Dataset records:
START

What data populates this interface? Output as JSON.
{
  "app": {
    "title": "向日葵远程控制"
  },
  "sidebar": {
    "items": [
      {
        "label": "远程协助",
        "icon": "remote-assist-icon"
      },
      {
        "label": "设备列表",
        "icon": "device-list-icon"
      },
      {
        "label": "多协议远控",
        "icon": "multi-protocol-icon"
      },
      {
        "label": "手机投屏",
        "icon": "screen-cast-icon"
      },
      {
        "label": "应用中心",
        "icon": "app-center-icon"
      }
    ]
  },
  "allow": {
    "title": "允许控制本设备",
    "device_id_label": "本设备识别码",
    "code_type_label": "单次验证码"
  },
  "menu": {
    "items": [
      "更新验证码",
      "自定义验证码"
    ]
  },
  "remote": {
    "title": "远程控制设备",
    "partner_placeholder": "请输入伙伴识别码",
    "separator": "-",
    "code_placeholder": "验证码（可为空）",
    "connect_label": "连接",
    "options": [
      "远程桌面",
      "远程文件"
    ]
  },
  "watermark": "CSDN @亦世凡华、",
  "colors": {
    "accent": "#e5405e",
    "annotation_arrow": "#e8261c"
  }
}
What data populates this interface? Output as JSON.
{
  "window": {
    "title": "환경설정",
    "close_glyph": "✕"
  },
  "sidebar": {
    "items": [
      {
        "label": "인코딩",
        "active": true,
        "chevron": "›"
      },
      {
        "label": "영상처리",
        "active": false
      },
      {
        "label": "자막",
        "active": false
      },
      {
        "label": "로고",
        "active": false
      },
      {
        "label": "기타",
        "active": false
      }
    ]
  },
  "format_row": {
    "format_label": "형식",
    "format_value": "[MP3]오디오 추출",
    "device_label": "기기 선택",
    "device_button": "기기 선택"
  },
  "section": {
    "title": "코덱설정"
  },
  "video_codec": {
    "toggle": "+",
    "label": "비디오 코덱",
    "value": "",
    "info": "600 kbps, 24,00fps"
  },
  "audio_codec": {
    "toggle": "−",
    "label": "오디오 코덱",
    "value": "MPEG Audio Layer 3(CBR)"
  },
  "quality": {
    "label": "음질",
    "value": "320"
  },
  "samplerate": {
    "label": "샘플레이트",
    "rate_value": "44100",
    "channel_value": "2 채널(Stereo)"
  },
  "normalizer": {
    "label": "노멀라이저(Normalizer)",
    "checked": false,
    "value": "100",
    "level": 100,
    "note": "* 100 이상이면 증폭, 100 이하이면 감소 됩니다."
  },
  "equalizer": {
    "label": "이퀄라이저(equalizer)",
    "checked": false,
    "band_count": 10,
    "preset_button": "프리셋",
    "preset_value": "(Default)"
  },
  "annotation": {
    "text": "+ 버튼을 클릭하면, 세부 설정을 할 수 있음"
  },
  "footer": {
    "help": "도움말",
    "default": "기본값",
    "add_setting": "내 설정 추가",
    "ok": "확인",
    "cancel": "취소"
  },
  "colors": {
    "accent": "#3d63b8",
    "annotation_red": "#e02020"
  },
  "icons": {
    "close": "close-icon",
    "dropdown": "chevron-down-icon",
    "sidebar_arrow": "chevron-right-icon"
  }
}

END

■ Your goal
Exactly reproduce every line found in the records.

■ Response for this exercise
What data populates this interface? Output as JSON.
{
  "app": {
    "title": "向日葵远程控制"
  },
  "sidebar": {
    "items": [
      {
        "label": "远程协助",
        "icon": "remote-assist-icon"
      },
      {
        "label": "设备列表",
        "icon": "device-list-icon"
      },
      {
        "label": "多协议远控",
        "icon": "multi-protocol-icon"
      },
      {
        "label": "手机投屏",
        "icon": "screen-cast-icon"
      },
      {
        "label": "应用中心",
        "icon": "app-center-icon"
      }
    ]
  },
  "allow": {
    "title": "允许控制本设备",
    "device_id_label": "本设备识别码",
    "code_type_label": "单次验证码"
  },
  "menu": {
    "items": [
      "更新验证码",
      "自定义验证码"
    ]
  },
  "remote": {
    "title": "远程控制设备",
    "partner_placeholder": "请输入伙伴识别码",
    "separator": "-",
    "code_placeholder": "验证码（可为空）",
    "connect_label": "连接",
    "options": [
      "远程桌面",
      "远程文件"
    ]
  },
  "watermark": "CSDN @亦世凡华、",
  "colors": {
    "accent": "#e5405e",
    "annotation_arrow": "#e8261c"
  }
}
What data populates this interface? Output as JSON.
{
  "window": {
    "title": "환경설정",
    "close_glyph": "✕"
  },
  "sidebar": {
    "items": [
      {
        "label": "인코딩",
        "active": true,
        "chevron": "›"
      },
      {
        "label": "영상처리",
        "active": false
      },
      {
        "label": "자막",
        "active": false
      },
      {
        "label": "로고",
        "active": false
      },
      {
        "label": "기타",
        "active": false
      }
    ]
  },
  "format_row": {
    "format_label": "형식",
    "format_value": "[MP3]오디오 추출",
    "device_label": "기기 선택",
    "device_button": "기기 선택"
  },
  "section": {
    "title": "코덱설정"
  },
  "video_codec": {
    "toggle": "+",
    "label": "비디오 코덱",
    "value": "",
    "info": "600 kbps, 24,00fps"
  },
  "audio_codec": {
    "toggle": "−",
    "label": "오디오 코덱",
    "value": "MPEG Audio Layer 3(CBR)"
  },
  "quality": {
    "label": "음질",
    "value": "320"
  },
  "samplerate": {
    "label": "샘플레이트",
    "rate_value": "44100",
    "channel_value": "2 채널(Stereo)"
  },
  "normalizer": {
    "label": "노멀라이저(Normalizer)",
    "checked": false,
    "value": "100",
    "level": 100,
    "note": "* 100 이상이면 증폭, 100 이하이면 감소 됩니다."
  },
  "equalizer": {
    "label": "이퀄라이저(equalizer)",
    "checked": false,
    "band_count": 10,
    "preset_button": "프리셋",
    "preset_value": "(Default)"
  },
  "annotation": {
    "text": "+ 버튼을 클릭하면, 세부 설정을 할 수 있음"
  },
  "footer": {
    "help": "도움말",
    "default": "기본값",
    "add_setting": "내 설정 추가",
    "ok": "확인",
    "cancel": "취소"
  },
  "colors": {
    "accent": "#3d63b8",
    "annotation_red": "#e02020"
  },
  "icons": {
    "close": "close-icon",
    "dropdown": "chevron-down-icon",
    "sidebar_arrow": "chevron-right-icon"
  }
}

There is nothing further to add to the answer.